The camp to which we returned was a very different place from the one we had left in the morning. Instead of lying along the river-bank, it was pitched in the thinner scrub. The bushes had on all sides been cut down, the ground cleared, and an immense oblong zeriba was built, around which the six brigades were drawn up, and into which cavalry, guns, and transport were closely packed.

Very early next morning the advance was continued. The army paraded by starlight, and with the first streak of the dawn the cavalry were again flung far out in advance. Secure behind the screen of horsemen and Camel Corps, the infantry advanced in regular array. Up to the 27th of August the force marched by divisions; but on and after the 30th of August the whole force commenced to march in fighting formation. The British division was on the left, the Egyptian army on the right. All the brigades marched in line, or in a slight echelon. The flank brigades kept their flank battalions in column or in fours. Other British battalions had six companies in the front line (in company column of fours) and two companies in support. The Egyptian brigades usually marched with three battalions in the front line and one in reserve, each of the three in the front line having four companies in front and two in support.

The spectacle of the moving army--the grand army of the Nile--as it advanced towards its goal was especially wonderful in the clear air of the early morning; a long row of great brown masses of infantry and artillery, with a fringe of cavalry dotting the plain for miles in front, with the Camel Corps--chocolate-coloured men on cream-coloured camels--stretching into the desert on the right, and the white gunboats stealing silently up the river on the left, scrutinising the banks with their guns; while far in rear the transport trailed away into the mirage, and far in front the field-glass disclosed the enemy's patrols. Day after day and hour after hour the advance was maintained. Arrived at the camping-ground, the zeriba had to be built; and this involved a long afternoon of fatigue. In the evening, when the dusty, tired-out squadrons returned, the troopers attended to their horses, and so went to sleep in peace. It was then that the dusty, tired-out infantry provided sentries and pickets, who in a ceaseless succession paced the zeriba and guarded its occupants.

▶ [PROBLEM SET]
1. Update the camp passage by writing it out from "The camp to" up to and including "were closely packed.", with "thinner scrub" changed to "sparse brush".
2. Answer these questions from the account of the army's advance.
(a) On which side of the formation was the British division placed?
(b) What color were the gunboats on the river?
(c) Who provided the sentries and pickets in the evening?

▶ [THE DATA]

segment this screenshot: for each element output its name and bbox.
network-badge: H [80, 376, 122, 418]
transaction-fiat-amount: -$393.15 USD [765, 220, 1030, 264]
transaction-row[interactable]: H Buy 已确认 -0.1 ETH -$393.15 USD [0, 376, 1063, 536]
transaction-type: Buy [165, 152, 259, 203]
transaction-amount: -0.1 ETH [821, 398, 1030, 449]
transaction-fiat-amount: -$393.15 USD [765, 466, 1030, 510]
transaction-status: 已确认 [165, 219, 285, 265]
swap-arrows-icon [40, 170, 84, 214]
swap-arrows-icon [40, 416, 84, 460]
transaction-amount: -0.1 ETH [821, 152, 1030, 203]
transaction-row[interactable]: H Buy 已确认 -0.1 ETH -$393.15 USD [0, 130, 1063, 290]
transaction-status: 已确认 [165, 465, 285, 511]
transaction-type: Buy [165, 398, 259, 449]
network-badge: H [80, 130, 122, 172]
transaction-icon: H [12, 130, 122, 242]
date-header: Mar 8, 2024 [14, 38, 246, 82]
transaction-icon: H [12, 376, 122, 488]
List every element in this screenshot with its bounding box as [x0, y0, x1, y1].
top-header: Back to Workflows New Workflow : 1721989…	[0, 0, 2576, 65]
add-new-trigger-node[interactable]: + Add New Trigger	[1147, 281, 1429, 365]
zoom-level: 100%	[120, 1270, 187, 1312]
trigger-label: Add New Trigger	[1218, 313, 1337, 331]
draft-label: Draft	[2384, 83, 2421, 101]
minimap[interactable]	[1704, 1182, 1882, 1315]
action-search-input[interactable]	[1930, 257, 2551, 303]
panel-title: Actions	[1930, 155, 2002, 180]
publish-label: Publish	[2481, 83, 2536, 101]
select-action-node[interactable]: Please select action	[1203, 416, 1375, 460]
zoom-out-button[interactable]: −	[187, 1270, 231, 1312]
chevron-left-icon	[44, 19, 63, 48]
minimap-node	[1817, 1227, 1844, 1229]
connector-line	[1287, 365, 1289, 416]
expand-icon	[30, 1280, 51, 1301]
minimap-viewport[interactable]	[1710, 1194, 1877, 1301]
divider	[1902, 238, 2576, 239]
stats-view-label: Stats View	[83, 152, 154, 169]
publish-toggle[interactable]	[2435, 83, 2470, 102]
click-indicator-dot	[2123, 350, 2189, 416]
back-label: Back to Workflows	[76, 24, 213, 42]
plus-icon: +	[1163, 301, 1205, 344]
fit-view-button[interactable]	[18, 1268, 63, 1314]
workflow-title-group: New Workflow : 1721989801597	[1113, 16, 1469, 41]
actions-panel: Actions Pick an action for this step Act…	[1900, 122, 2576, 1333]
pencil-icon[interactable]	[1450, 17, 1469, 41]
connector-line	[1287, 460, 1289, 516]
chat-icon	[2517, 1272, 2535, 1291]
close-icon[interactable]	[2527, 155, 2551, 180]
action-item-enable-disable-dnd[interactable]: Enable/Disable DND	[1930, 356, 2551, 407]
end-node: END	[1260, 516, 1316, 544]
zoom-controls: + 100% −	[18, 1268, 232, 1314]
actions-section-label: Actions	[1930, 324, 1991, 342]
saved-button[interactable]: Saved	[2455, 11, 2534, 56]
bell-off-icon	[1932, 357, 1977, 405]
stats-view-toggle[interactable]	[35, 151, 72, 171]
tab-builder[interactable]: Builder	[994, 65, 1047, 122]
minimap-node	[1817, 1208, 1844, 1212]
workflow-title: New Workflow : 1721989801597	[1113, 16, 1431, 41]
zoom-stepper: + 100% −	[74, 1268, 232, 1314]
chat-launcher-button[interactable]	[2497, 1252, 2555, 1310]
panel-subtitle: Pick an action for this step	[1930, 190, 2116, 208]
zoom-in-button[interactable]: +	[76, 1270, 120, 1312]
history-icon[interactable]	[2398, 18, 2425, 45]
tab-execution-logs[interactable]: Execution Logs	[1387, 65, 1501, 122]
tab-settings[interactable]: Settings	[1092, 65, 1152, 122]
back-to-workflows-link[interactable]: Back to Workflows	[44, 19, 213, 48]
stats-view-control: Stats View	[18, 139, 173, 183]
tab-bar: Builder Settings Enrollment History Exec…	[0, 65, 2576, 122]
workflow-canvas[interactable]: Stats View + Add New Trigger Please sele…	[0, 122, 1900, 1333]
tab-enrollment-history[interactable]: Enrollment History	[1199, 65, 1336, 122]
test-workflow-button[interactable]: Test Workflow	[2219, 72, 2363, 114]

▶ [YOUR WRITTEN ANSWERS]
1.
The camp to which we returned was a very different place from the one we had left in the morning. Instead of lying along the river-bank, it was pitched in the sparse brush. The bushes had on all sides been cut down, the ground cleared, and an immense oblong zeriba was built, around which the six brigades were drawn up, and into which cavalry, guns, and transport were closely packed.

2.
(a) On the left.
(b) White.
(c) The dusty, tired-out infantry.